→ **Data supplied**
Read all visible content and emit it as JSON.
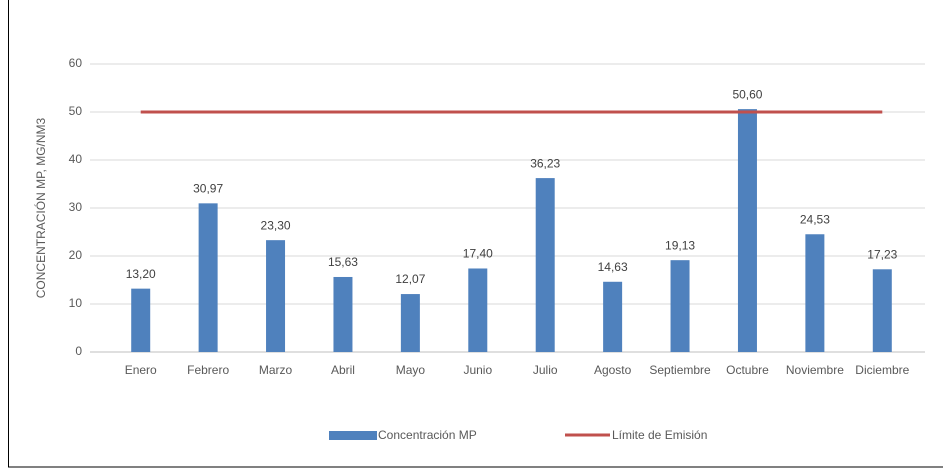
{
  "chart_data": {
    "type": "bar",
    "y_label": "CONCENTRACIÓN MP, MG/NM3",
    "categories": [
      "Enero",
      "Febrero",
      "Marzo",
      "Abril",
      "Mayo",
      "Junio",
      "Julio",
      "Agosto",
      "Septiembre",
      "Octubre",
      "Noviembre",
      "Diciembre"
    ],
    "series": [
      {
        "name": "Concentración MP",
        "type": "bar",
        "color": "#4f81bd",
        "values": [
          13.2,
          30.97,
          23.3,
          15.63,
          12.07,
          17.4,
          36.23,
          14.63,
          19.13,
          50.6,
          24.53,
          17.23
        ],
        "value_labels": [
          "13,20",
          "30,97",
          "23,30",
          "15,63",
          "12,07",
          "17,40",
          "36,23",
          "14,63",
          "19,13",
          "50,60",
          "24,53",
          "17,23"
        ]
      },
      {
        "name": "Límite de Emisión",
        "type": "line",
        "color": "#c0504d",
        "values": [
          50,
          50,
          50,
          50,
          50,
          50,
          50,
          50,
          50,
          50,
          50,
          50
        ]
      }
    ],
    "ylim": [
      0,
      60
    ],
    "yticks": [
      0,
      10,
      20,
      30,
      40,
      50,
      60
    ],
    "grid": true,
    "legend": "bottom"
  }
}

→ **Directive**
Using the records given above, list every line that includes the word "name".

→ **Solution**
        "name": "Concentración MP",
        "name": "Límite de Emisión",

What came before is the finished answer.